:: Exercise input ::

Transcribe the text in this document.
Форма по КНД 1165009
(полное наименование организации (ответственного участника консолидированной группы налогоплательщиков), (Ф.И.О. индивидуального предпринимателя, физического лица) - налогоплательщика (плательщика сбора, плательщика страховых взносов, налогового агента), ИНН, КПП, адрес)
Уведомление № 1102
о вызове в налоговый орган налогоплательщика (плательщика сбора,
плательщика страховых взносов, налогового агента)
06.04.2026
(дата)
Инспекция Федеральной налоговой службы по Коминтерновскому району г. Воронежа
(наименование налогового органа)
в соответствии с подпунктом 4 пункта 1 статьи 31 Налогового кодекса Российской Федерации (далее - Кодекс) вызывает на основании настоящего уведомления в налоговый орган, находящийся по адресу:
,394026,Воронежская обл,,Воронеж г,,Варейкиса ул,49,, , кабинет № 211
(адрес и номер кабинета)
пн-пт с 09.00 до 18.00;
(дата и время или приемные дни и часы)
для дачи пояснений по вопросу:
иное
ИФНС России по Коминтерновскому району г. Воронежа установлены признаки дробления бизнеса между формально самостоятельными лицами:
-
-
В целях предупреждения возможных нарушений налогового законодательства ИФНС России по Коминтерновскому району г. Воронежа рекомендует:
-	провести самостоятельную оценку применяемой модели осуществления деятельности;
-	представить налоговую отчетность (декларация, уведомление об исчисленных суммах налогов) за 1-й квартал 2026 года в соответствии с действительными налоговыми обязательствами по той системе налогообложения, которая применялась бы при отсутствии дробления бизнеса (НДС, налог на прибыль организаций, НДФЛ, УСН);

:::
:: Exercise input ::

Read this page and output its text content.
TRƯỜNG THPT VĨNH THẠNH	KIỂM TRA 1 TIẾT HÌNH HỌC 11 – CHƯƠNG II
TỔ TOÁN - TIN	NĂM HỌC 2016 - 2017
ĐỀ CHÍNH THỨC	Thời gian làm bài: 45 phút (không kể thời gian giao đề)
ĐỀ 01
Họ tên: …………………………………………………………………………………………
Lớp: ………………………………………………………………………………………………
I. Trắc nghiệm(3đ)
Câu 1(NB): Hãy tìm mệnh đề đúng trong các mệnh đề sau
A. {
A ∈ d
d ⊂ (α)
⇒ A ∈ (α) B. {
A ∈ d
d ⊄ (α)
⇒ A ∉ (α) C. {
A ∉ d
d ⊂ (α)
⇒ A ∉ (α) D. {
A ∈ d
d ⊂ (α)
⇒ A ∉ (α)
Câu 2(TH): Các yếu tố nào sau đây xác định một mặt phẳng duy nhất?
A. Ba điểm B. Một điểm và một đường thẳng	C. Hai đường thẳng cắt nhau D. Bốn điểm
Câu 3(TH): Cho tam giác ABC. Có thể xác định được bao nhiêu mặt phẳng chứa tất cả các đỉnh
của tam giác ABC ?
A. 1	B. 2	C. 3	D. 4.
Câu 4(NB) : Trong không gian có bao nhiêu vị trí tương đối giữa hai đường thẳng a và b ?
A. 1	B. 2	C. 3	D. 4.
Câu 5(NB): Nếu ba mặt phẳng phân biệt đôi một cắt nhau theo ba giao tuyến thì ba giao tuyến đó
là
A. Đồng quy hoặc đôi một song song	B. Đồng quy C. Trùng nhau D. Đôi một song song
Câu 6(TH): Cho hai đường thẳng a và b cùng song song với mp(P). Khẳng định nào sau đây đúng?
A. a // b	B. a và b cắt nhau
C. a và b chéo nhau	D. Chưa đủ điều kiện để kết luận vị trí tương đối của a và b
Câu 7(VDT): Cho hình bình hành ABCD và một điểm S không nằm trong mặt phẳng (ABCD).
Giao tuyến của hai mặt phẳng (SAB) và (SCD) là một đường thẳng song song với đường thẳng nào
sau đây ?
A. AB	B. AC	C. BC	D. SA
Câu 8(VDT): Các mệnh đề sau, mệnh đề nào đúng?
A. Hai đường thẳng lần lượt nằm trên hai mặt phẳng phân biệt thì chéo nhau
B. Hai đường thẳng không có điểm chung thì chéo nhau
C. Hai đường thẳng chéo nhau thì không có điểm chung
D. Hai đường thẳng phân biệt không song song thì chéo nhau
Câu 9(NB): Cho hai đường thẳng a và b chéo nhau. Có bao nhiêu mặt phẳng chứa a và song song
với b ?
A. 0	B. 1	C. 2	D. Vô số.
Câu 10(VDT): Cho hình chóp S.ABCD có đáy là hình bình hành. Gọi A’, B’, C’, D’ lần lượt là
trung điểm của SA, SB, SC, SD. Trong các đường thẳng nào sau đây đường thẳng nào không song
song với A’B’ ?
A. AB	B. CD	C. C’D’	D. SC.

:::

*Job*
Pull out each line of the listing that holds the string "nhiêu".

*Exercise answer*
Câu 3(TH): Cho tam giác ABC. Có thể xác định được bao nhiêu mặt phẳng chứa tất cả các đỉnh
Câu 4(NB) : Trong không gian có bao nhiêu vị trí tương đối giữa hai đường thẳng a và b ?
Câu 9(NB): Cho hai đường thẳng a và b chéo nhau. Có bao nhiêu mặt phẳng chứa a và song song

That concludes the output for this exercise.